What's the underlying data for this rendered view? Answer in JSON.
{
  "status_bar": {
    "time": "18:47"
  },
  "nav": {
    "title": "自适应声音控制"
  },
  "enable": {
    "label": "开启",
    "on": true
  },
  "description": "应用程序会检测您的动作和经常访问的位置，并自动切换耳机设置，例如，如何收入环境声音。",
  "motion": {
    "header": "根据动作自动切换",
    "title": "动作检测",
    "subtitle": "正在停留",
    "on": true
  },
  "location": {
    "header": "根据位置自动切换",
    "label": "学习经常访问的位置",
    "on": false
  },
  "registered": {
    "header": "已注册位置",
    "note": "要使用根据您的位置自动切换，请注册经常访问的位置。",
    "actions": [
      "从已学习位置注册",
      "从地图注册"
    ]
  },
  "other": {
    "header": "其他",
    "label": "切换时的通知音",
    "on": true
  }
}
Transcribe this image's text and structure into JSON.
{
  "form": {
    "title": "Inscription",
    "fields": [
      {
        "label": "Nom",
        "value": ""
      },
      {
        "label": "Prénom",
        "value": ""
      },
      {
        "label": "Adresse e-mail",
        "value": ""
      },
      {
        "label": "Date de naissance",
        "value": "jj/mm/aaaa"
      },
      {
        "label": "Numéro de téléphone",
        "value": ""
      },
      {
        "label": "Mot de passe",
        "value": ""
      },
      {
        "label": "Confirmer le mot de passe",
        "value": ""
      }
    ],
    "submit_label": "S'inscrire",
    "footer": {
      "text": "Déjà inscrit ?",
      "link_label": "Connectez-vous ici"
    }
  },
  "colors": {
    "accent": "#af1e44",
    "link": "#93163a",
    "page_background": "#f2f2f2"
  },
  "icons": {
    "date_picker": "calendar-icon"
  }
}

To be done> Copy the data above in full, character for character.

Task result>
What's the underlying data for this rendered view? Answer in JSON.
{
  "status_bar": {
    "time": "18:47"
  },
  "nav": {
    "title": "自适应声音控制"
  },
  "enable": {
    "label": "开启",
    "on": true
  },
  "description": "应用程序会检测您的动作和经常访问的位置，并自动切换耳机设置，例如，如何收入环境声音。",
  "motion": {
    "header": "根据动作自动切换",
    "title": "动作检测",
    "subtitle": "正在停留",
    "on": true
  },
  "location": {
    "header": "根据位置自动切换",
    "label": "学习经常访问的位置",
    "on": false
  },
  "registered": {
    "header": "已注册位置",
    "note": "要使用根据您的位置自动切换，请注册经常访问的位置。",
    "actions": [
      "从已学习位置注册",
      "从地图注册"
    ]
  },
  "other": {
    "header": "其他",
    "label": "切换时的通知音",
    "on": true
  }
}
Transcribe this image's text and structure into JSON.
{
  "form": {
    "title": "Inscription",
    "fields": [
      {
        "label": "Nom",
        "value": ""
      },
      {
        "label": "Prénom",
        "value": ""
      },
      {
        "label": "Adresse e-mail",
        "value": ""
      },
      {
        "label": "Date de naissance",
        "value": "jj/mm/aaaa"
      },
      {
        "label": "Numéro de téléphone",
        "value": ""
      },
      {
        "label": "Mot de passe",
        "value": ""
      },
      {
        "label": "Confirmer le mot de passe",
        "value": ""
      }
    ],
    "submit_label": "S'inscrire",
    "footer": {
      "text": "Déjà inscrit ?",
      "link_label": "Connectez-vous ici"
    }
  },
  "colors": {
    "accent": "#af1e44",
    "link": "#93163a",
    "page_background": "#f2f2f2"
  },
  "icons": {
    "date_picker": "calendar-icon"
  }
}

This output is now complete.